╭─ Record set
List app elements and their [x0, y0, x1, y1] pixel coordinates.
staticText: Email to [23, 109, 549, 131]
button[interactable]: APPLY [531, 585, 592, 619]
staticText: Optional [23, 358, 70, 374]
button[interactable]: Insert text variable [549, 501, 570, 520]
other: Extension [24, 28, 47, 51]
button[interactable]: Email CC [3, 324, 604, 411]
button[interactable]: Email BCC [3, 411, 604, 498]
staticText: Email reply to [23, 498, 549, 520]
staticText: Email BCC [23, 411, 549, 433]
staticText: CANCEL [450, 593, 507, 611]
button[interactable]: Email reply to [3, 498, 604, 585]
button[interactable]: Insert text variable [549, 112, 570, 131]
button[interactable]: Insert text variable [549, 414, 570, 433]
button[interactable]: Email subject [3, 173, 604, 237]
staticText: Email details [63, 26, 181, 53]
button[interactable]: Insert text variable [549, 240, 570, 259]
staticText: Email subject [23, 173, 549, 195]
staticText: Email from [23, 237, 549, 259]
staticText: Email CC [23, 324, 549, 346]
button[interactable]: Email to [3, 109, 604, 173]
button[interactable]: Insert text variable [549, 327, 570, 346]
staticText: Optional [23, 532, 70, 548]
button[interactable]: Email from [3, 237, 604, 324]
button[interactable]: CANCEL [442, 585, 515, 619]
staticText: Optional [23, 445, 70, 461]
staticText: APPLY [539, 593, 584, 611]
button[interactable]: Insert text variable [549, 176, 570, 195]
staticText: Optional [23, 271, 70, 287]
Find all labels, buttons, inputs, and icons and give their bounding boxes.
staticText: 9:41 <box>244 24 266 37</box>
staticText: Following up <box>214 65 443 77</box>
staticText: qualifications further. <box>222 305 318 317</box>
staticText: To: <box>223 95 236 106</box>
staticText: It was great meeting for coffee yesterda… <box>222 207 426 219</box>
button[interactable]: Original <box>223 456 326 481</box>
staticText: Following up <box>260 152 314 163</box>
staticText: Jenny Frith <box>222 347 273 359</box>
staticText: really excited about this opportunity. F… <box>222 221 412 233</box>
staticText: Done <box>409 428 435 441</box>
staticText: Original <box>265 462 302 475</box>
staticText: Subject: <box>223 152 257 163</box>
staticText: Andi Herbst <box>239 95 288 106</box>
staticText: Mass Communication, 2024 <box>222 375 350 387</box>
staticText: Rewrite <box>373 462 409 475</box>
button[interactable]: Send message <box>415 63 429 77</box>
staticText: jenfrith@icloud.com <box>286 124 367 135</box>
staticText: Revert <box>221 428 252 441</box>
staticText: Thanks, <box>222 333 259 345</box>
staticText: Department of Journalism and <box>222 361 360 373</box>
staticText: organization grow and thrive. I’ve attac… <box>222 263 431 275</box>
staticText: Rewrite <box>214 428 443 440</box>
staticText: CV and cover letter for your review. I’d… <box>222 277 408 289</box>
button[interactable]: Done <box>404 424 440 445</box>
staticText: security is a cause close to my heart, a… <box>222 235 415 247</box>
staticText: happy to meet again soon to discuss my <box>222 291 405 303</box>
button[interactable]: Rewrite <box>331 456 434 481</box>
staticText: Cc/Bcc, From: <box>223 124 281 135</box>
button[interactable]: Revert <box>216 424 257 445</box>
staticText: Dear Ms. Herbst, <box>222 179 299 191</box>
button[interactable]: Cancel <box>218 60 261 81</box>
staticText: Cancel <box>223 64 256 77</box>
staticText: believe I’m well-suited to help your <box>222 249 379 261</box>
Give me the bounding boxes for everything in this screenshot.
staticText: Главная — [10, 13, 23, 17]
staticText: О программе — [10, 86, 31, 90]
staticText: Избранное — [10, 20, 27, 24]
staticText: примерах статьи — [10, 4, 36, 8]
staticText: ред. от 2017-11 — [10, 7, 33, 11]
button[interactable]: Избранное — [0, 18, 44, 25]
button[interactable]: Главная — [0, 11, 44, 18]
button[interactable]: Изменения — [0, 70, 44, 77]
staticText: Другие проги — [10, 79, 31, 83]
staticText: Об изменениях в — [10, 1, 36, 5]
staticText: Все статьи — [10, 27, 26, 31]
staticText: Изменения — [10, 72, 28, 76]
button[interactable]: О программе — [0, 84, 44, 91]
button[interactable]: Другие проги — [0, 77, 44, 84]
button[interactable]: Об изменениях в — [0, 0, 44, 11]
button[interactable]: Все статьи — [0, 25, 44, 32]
╰─
◆ What to produce
Go through the listing above and list every line that contains the string "this". Matches must have the same case.

◆ Finished answer
staticText: really excited about this opportunity. F… <box>222 221 412 233</box>
Give me the bounding boxes for everything in this screenshot.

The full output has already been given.